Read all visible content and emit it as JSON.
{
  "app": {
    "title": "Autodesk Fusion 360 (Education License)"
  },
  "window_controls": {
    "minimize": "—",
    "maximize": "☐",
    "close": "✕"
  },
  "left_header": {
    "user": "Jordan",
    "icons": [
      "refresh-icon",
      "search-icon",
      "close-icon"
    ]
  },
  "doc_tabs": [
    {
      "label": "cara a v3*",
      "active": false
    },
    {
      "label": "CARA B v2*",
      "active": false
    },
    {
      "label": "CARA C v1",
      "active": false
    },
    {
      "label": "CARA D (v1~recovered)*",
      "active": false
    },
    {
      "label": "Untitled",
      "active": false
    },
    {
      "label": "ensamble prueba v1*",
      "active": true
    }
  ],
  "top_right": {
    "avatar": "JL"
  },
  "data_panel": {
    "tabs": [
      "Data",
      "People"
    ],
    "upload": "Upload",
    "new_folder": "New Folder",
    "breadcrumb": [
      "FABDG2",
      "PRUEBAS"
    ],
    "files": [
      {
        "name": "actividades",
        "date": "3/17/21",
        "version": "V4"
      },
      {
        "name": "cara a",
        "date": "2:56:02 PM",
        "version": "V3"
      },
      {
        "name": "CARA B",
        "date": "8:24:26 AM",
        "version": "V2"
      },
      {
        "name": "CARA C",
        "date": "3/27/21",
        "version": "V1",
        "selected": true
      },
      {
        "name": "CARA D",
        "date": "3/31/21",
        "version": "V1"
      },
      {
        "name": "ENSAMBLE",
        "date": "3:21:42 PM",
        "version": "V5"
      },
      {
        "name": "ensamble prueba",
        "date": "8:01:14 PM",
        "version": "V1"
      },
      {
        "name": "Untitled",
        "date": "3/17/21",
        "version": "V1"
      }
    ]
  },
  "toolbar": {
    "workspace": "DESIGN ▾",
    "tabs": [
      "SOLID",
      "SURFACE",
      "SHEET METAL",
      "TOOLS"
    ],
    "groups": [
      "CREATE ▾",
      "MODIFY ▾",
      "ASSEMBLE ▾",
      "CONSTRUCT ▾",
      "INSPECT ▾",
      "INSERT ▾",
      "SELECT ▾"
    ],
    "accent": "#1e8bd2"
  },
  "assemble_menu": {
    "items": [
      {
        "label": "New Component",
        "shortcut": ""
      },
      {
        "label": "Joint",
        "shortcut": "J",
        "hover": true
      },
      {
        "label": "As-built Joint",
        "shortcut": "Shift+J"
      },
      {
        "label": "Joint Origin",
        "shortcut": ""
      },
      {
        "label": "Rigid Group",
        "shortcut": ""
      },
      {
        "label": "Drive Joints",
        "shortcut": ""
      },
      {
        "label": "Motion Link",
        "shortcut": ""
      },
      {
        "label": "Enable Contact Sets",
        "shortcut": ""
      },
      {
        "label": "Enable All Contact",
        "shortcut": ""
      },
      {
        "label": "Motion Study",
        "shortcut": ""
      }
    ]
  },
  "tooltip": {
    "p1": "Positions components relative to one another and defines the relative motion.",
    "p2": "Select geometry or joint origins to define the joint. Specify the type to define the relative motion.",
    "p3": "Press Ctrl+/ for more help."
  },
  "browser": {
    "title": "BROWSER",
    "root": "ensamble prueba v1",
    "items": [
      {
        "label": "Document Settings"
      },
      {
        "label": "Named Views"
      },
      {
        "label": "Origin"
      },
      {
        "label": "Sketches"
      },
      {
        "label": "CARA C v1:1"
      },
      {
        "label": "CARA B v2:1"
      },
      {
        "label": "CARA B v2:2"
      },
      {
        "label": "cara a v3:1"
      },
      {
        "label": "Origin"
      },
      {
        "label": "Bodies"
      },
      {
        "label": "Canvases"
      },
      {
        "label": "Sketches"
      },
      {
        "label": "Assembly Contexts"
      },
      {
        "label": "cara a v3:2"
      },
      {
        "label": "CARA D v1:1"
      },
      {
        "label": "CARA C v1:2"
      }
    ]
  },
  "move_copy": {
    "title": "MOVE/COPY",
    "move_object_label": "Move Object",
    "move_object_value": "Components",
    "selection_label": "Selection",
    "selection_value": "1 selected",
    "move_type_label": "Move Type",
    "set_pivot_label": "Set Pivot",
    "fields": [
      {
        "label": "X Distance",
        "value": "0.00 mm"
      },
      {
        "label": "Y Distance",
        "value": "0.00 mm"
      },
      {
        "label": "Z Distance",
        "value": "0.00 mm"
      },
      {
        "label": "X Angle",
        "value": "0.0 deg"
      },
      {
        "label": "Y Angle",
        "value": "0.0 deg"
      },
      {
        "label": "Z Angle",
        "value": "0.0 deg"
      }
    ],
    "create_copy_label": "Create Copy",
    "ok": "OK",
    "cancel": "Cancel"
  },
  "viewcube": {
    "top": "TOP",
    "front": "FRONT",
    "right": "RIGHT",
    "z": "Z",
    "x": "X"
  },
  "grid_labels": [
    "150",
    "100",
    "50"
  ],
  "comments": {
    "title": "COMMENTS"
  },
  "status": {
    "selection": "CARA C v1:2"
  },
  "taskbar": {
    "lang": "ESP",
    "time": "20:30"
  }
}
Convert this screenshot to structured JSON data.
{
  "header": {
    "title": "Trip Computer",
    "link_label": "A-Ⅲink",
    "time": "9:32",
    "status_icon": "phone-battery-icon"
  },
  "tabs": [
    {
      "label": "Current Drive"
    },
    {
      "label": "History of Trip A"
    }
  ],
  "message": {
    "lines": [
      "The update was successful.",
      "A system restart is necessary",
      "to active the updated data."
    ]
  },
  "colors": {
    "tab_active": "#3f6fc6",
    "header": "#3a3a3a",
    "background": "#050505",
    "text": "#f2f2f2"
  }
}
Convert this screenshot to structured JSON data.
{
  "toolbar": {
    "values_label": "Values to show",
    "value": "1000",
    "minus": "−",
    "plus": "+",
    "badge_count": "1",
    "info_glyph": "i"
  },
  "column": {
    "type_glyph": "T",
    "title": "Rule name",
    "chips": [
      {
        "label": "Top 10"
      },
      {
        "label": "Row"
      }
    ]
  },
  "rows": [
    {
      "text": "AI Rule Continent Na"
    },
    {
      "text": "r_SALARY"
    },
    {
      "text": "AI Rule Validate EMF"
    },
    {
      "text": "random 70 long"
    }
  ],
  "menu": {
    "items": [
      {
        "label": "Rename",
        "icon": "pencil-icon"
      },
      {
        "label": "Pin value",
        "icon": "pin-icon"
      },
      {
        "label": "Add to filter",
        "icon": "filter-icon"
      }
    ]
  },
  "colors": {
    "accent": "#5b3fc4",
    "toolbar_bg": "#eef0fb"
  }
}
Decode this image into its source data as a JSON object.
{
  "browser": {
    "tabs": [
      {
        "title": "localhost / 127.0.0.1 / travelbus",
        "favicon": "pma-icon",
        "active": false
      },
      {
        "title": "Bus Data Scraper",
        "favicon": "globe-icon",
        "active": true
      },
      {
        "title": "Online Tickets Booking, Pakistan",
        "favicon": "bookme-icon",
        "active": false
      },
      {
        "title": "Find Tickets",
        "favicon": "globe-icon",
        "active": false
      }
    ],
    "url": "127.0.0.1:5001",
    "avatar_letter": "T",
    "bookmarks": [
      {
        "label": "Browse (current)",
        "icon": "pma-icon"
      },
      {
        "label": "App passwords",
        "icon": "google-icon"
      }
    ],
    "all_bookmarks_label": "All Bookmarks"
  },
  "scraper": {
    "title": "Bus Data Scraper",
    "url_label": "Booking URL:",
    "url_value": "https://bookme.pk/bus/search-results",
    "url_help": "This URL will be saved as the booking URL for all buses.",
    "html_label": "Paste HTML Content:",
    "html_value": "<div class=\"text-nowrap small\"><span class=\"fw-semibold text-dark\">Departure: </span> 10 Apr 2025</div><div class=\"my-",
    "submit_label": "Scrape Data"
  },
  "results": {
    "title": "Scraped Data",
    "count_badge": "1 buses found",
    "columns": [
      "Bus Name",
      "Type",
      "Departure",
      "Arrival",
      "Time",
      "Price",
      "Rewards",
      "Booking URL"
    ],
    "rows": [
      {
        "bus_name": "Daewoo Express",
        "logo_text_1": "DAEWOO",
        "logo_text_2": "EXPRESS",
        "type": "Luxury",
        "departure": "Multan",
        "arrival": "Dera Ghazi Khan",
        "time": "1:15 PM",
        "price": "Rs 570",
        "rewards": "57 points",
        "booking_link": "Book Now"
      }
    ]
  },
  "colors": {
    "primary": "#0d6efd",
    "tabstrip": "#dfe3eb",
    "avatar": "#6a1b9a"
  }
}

______

- _GIVEN REQUEST_
Pull every line containing "Drive" out of the data above.

- _WRITTEN ANSWER_
        "label": "Drive Joints",
      "label": "Current Drive"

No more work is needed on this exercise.